▶ [TASK REQUIREMENTS]: Reproduce every entry exactly.

[BEGIN DATA SUPPLIED]

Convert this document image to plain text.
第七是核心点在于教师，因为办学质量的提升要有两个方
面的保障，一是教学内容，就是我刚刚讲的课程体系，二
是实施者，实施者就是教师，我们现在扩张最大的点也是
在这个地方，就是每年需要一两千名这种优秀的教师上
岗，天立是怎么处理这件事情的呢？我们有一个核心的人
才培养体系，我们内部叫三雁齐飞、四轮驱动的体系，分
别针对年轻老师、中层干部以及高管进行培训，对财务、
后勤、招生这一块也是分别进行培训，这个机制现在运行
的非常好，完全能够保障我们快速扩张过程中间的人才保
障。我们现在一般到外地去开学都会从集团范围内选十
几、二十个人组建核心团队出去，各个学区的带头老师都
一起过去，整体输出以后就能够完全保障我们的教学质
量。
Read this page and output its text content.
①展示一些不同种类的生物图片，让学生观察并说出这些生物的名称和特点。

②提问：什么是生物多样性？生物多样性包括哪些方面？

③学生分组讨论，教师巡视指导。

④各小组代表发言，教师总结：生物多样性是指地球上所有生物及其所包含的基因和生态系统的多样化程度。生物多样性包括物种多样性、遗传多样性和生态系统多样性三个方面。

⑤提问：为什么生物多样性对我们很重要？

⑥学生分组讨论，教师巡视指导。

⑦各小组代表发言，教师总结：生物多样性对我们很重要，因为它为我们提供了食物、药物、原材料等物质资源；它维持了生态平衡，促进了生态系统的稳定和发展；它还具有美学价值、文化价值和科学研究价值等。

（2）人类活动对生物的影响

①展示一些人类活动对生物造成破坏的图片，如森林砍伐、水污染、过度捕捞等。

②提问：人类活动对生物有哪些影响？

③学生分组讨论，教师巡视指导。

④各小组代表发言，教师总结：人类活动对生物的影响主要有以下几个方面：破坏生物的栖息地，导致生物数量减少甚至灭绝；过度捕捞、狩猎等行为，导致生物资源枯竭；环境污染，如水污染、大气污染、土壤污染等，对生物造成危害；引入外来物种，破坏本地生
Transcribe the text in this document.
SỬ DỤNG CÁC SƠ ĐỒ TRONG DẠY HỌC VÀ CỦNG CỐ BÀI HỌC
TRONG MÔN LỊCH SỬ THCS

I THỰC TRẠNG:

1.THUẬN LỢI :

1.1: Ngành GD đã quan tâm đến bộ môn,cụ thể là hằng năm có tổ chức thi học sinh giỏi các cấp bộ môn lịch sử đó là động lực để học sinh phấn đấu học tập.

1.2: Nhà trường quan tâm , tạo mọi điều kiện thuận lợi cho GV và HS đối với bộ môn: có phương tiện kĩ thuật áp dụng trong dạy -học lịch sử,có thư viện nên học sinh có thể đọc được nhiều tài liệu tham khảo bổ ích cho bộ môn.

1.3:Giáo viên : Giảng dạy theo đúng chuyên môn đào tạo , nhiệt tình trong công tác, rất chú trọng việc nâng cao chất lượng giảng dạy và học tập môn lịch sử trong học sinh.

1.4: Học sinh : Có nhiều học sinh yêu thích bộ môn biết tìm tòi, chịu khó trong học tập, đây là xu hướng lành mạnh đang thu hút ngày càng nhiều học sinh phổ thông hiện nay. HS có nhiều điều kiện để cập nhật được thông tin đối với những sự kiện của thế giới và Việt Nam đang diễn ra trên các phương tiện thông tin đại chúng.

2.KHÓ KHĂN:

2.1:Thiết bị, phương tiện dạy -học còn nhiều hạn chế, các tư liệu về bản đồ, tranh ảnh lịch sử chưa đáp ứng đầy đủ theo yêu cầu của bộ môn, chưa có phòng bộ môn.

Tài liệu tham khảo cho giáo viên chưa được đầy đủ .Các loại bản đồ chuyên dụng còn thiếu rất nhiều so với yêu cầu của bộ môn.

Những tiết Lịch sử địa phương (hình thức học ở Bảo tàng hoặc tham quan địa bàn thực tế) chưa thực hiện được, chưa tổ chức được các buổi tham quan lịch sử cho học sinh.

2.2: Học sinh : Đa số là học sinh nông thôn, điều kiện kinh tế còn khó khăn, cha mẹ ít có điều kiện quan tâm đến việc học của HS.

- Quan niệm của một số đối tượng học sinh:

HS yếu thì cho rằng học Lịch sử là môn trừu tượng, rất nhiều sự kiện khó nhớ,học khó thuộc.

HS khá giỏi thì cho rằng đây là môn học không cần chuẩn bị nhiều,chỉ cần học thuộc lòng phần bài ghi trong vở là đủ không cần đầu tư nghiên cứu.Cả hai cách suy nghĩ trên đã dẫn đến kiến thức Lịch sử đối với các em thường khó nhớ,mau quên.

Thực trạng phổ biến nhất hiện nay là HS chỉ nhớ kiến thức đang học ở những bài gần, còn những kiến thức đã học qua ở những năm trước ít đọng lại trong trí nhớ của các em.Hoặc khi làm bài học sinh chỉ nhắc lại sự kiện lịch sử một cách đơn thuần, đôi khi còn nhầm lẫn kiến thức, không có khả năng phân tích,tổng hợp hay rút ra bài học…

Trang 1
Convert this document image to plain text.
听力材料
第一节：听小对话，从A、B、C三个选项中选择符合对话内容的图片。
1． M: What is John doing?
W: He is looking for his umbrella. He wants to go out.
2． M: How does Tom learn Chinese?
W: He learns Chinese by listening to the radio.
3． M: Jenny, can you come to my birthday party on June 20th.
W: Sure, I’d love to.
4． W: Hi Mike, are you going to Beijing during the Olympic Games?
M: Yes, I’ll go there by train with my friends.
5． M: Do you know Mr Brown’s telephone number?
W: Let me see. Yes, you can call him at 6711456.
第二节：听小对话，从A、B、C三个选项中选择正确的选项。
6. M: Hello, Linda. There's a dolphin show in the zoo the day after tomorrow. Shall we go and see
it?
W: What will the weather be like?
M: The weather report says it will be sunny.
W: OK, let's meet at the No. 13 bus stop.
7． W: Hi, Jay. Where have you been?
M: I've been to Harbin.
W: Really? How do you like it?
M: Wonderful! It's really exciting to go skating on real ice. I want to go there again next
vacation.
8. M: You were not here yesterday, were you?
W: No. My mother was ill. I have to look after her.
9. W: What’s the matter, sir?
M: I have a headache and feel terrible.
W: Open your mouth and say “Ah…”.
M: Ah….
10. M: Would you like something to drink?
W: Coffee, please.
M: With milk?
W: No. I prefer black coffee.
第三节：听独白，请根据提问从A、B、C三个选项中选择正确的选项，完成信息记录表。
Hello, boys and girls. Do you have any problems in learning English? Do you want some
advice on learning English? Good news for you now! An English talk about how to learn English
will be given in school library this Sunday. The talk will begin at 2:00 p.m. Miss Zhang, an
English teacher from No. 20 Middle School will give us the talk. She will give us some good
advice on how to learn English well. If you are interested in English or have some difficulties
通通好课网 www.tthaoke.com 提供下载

[END DATA SUPPLIED]

▶ [OUTPUT BELOW]:
Convert this document image to plain text.
第七是核心点在于教师，因为办学质量的提升要有两个方
面的保障，一是教学内容，就是我刚刚讲的课程体系，二
是实施者，实施者就是教师，我们现在扩张最大的点也是
在这个地方，就是每年需要一两千名这种优秀的教师上
岗，天立是怎么处理这件事情的呢？我们有一个核心的人
才培养体系，我们内部叫三雁齐飞、四轮驱动的体系，分
别针对年轻老师、中层干部以及高管进行培训，对财务、
后勤、招生这一块也是分别进行培训，这个机制现在运行
的非常好，完全能够保障我们快速扩张过程中间的人才保
障。我们现在一般到外地去开学都会从集团范围内选十
几、二十个人组建核心团队出去，各个学区的带头老师都
一起过去，整体输出以后就能够完全保障我们的教学质
量。
Read this page and output its text content.
①展示一些不同种类的生物图片，让学生观察并说出这些生物的名称和特点。

②提问：什么是生物多样性？生物多样性包括哪些方面？

③学生分组讨论，教师巡视指导。

④各小组代表发言，教师总结：生物多样性是指地球上所有生物及其所包含的基因和生态系统的多样化程度。生物多样性包括物种多样性、遗传多样性和生态系统多样性三个方面。

⑤提问：为什么生物多样性对我们很重要？

⑥学生分组讨论，教师巡视指导。

⑦各小组代表发言，教师总结：生物多样性对我们很重要，因为它为我们提供了食物、药物、原材料等物质资源；它维持了生态平衡，促进了生态系统的稳定和发展；它还具有美学价值、文化价值和科学研究价值等。

（2）人类活动对生物的影响

①展示一些人类活动对生物造成破坏的图片，如森林砍伐、水污染、过度捕捞等。

②提问：人类活动对生物有哪些影响？

③学生分组讨论，教师巡视指导。

④各小组代表发言，教师总结：人类活动对生物的影响主要有以下几个方面：破坏生物的栖息地，导致生物数量减少甚至灭绝；过度捕捞、狩猎等行为，导致生物资源枯竭；环境污染，如水污染、大气污染、土壤污染等，对生物造成危害；引入外来物种，破坏本地生
Transcribe the text in this document.
SỬ DỤNG CÁC SƠ ĐỒ TRONG DẠY HỌC VÀ CỦNG CỐ BÀI HỌC
TRONG MÔN LỊCH SỬ THCS

I THỰC TRẠNG:

1.THUẬN LỢI :

1.1: Ngành GD đã quan tâm đến bộ môn,cụ thể là hằng năm có tổ chức thi học sinh giỏi các cấp bộ môn lịch sử đó là động lực để học sinh phấn đấu học tập.

1.2: Nhà trường quan tâm , tạo mọi điều kiện thuận lợi cho GV và HS đối với bộ môn: có phương tiện kĩ thuật áp dụng trong dạy -học lịch sử,có thư viện nên học sinh có thể đọc được nhiều tài liệu tham khảo bổ ích cho bộ môn.

1.3:Giáo viên : Giảng dạy theo đúng chuyên môn đào tạo , nhiệt tình trong công tác, rất chú trọng việc nâng cao chất lượng giảng dạy và học tập môn lịch sử trong học sinh.

1.4: Học sinh : Có nhiều học sinh yêu thích bộ môn biết tìm tòi, chịu khó trong học tập, đây là xu hướng lành mạnh đang thu hút ngày càng nhiều học sinh phổ thông hiện nay. HS có nhiều điều kiện để cập nhật được thông tin đối với những sự kiện của thế giới và Việt Nam đang diễn ra trên các phương tiện thông tin đại chúng.

2.KHÓ KHĂN:

2.1:Thiết bị, phương tiện dạy -học còn nhiều hạn chế, các tư liệu về bản đồ, tranh ảnh lịch sử chưa đáp ứng đầy đủ theo yêu cầu của bộ môn, chưa có phòng bộ môn.

Tài liệu tham khảo cho giáo viên chưa được đầy đủ .Các loại bản đồ chuyên dụng còn thiếu rất nhiều so với yêu cầu của bộ môn.

Những tiết Lịch sử địa phương (hình thức học ở Bảo tàng hoặc tham quan địa bàn thực tế) chưa thực hiện được, chưa tổ chức được các buổi tham quan lịch sử cho học sinh.

2.2: Học sinh : Đa số là học sinh nông thôn, điều kiện kinh tế còn khó khăn, cha mẹ ít có điều kiện quan tâm đến việc học của HS.

- Quan niệm của một số đối tượng học sinh:

HS yếu thì cho rằng học Lịch sử là môn trừu tượng, rất nhiều sự kiện khó nhớ,học khó thuộc.

HS khá giỏi thì cho rằng đây là môn học không cần chuẩn bị nhiều,chỉ cần học thuộc lòng phần bài ghi trong vở là đủ không cần đầu tư nghiên cứu.Cả hai cách suy nghĩ trên đã dẫn đến kiến thức Lịch sử đối với các em thường khó nhớ,mau quên.

Thực trạng phổ biến nhất hiện nay là HS chỉ nhớ kiến thức đang học ở những bài gần, còn những kiến thức đã học qua ở những năm trước ít đọng lại trong trí nhớ của các em.Hoặc khi làm bài học sinh chỉ nhắc lại sự kiện lịch sử một cách đơn thuần, đôi khi còn nhầm lẫn kiến thức, không có khả năng phân tích,tổng hợp hay rút ra bài học…

Trang 1
Convert this document image to plain text.
听力材料
第一节：听小对话，从A、B、C三个选项中选择符合对话内容的图片。
1． M: What is John doing?
W: He is looking for his umbrella. He wants to go out.
2． M: How does Tom learn Chinese?
W: He learns Chinese by listening to the radio.
3． M: Jenny, can you come to my birthday party on June 20th.
W: Sure, I’d love to.
4． W: Hi Mike, are you going to Beijing during the Olympic Games?
M: Yes, I’ll go there by train with my friends.
5． M: Do you know Mr Brown’s telephone number?
W: Let me see. Yes, you can call him at 6711456.
第二节：听小对话，从A、B、C三个选项中选择正确的选项。
6. M: Hello, Linda. There's a dolphin show in the zoo the day after tomorrow. Shall we go and see
it?
W: What will the weather be like?
M: The weather report says it will be sunny.
W: OK, let's meet at the No. 13 bus stop.
7． W: Hi, Jay. Where have you been?
M: I've been to Harbin.
W: Really? How do you like it?
M: Wonderful! It's really exciting to go skating on real ice. I want to go there again next
vacation.
8. M: You were not here yesterday, were you?
W: No. My mother was ill. I have to look after her.
9. W: What’s the matter, sir?
M: I have a headache and feel terrible.
W: Open your mouth and say “Ah…”.
M: Ah….
10. M: Would you like something to drink?
W: Coffee, please.
M: With milk?
W: No. I prefer black coffee.
第三节：听独白，请根据提问从A、B、C三个选项中选择正确的选项，完成信息记录表。
Hello, boys and girls. Do you have any problems in learning English? Do you want some
advice on learning English? Good news for you now! An English talk about how to learn English
will be given in school library this Sunday. The talk will begin at 2:00 p.m. Miss Zhang, an
English teacher from No. 20 Middle School will give us the talk. She will give us some good
advice on how to learn English well. If you are interested in English or have some difficulties
通通好课网 www.tthaoke.com 提供下载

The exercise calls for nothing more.